The request: Could you pull every line from the entries below and reproduce each one character for character?

Task input:
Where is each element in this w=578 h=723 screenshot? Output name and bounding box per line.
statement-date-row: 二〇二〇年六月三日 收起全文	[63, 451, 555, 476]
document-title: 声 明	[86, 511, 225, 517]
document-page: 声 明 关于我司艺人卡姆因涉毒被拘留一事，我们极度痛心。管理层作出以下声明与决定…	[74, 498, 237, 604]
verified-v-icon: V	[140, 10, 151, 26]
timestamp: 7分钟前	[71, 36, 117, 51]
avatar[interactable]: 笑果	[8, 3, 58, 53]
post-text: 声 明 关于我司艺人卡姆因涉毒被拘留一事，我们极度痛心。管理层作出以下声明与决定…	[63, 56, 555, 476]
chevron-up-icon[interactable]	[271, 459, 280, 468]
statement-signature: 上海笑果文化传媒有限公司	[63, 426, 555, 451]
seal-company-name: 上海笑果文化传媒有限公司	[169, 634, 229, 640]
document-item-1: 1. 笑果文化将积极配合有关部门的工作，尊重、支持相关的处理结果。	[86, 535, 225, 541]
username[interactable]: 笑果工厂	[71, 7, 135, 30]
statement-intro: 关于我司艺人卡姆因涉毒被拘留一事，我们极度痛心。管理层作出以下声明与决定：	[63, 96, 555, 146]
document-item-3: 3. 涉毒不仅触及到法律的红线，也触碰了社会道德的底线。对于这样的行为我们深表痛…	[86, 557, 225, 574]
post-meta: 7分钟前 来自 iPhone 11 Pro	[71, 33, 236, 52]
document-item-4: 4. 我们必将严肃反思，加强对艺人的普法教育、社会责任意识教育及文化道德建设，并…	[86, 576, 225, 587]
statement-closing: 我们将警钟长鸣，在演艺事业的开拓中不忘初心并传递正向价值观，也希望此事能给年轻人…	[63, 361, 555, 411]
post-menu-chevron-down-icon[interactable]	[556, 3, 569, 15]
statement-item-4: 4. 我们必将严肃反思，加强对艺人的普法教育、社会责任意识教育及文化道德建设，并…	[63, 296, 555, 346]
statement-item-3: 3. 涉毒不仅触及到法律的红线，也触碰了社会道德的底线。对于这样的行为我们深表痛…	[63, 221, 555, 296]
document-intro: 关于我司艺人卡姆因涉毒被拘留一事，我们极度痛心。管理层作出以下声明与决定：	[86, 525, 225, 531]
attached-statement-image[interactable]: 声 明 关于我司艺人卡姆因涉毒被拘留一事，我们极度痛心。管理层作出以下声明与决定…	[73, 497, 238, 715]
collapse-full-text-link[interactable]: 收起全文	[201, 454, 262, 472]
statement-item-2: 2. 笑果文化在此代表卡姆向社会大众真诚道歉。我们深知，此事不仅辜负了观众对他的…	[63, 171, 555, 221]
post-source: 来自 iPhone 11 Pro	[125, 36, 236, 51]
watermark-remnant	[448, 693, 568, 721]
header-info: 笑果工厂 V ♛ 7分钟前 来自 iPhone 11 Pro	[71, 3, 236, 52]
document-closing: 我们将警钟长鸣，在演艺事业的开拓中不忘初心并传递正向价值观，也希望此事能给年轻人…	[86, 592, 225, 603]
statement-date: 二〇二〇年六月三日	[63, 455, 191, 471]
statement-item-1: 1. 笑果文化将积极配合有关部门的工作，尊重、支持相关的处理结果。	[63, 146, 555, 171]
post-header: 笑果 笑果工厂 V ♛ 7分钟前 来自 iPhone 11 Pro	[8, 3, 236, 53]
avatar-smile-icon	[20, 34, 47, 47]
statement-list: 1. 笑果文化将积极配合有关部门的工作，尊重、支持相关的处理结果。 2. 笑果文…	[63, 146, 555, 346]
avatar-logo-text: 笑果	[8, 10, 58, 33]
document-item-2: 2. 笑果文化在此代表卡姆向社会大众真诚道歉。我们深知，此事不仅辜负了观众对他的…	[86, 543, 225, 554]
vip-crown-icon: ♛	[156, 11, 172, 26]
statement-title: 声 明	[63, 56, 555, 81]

Expected output:
Where is each element in this w=578 h=723 screenshot? Output name and bounding box per line.
statement-date-row: 二〇二〇年六月三日 收起全文	[63, 451, 555, 476]
document-title: 声 明	[86, 511, 225, 517]
document-page: 声 明 关于我司艺人卡姆因涉毒被拘留一事，我们极度痛心。管理层作出以下声明与决定…	[74, 498, 237, 604]
verified-v-icon: V	[140, 10, 151, 26]
timestamp: 7分钟前	[71, 36, 117, 51]
avatar[interactable]: 笑果	[8, 3, 58, 53]
post-text: 声 明 关于我司艺人卡姆因涉毒被拘留一事，我们极度痛心。管理层作出以下声明与决定…	[63, 56, 555, 476]
chevron-up-icon[interactable]	[271, 459, 280, 468]
statement-signature: 上海笑果文化传媒有限公司	[63, 426, 555, 451]
seal-company-name: 上海笑果文化传媒有限公司	[169, 634, 229, 640]
document-item-1: 1. 笑果文化将积极配合有关部门的工作，尊重、支持相关的处理结果。	[86, 535, 225, 541]
username[interactable]: 笑果工厂	[71, 7, 135, 30]
statement-intro: 关于我司艺人卡姆因涉毒被拘留一事，我们极度痛心。管理层作出以下声明与决定：	[63, 96, 555, 146]
document-item-3: 3. 涉毒不仅触及到法律的红线，也触碰了社会道德的底线。对于这样的行为我们深表痛…	[86, 557, 225, 574]
post-meta: 7分钟前 来自 iPhone 11 Pro	[71, 33, 236, 52]
document-item-4: 4. 我们必将严肃反思，加强对艺人的普法教育、社会责任意识教育及文化道德建设，并…	[86, 576, 225, 587]
statement-closing: 我们将警钟长鸣，在演艺事业的开拓中不忘初心并传递正向价值观，也希望此事能给年轻人…	[63, 361, 555, 411]
post-menu-chevron-down-icon[interactable]	[556, 3, 569, 15]
statement-item-4: 4. 我们必将严肃反思，加强对艺人的普法教育、社会责任意识教育及文化道德建设，并…	[63, 296, 555, 346]
statement-item-3: 3. 涉毒不仅触及到法律的红线，也触碰了社会道德的底线。对于这样的行为我们深表痛…	[63, 221, 555, 296]
document-intro: 关于我司艺人卡姆因涉毒被拘留一事，我们极度痛心。管理层作出以下声明与决定：	[86, 525, 225, 531]
attached-statement-image[interactable]: 声 明 关于我司艺人卡姆因涉毒被拘留一事，我们极度痛心。管理层作出以下声明与决定…	[73, 497, 238, 715]
collapse-full-text-link[interactable]: 收起全文	[201, 454, 262, 472]
statement-item-2: 2. 笑果文化在此代表卡姆向社会大众真诚道歉。我们深知，此事不仅辜负了观众对他的…	[63, 171, 555, 221]
post-source: 来自 iPhone 11 Pro	[125, 36, 236, 51]
watermark-remnant	[448, 693, 568, 721]
header-info: 笑果工厂 V ♛ 7分钟前 来自 iPhone 11 Pro	[71, 3, 236, 52]
document-closing: 我们将警钟长鸣，在演艺事业的开拓中不忘初心并传递正向价值观，也希望此事能给年轻人…	[86, 592, 225, 603]
statement-date: 二〇二〇年六月三日	[63, 455, 191, 471]
statement-item-1: 1. 笑果文化将积极配合有关部门的工作，尊重、支持相关的处理结果。	[63, 146, 555, 171]
post-header: 笑果 笑果工厂 V ♛ 7分钟前 来自 iPhone 11 Pro	[8, 3, 236, 53]
avatar-smile-icon	[20, 34, 47, 47]
statement-list: 1. 笑果文化将积极配合有关部门的工作，尊重、支持相关的处理结果。 2. 笑果文…	[63, 146, 555, 346]
avatar-logo-text: 笑果	[8, 10, 58, 33]
document-item-2: 2. 笑果文化在此代表卡姆向社会大众真诚道歉。我们深知，此事不仅辜负了观众对他的…	[86, 543, 225, 554]
vip-crown-icon: ♛	[156, 11, 172, 26]
statement-title: 声 明	[63, 56, 555, 81]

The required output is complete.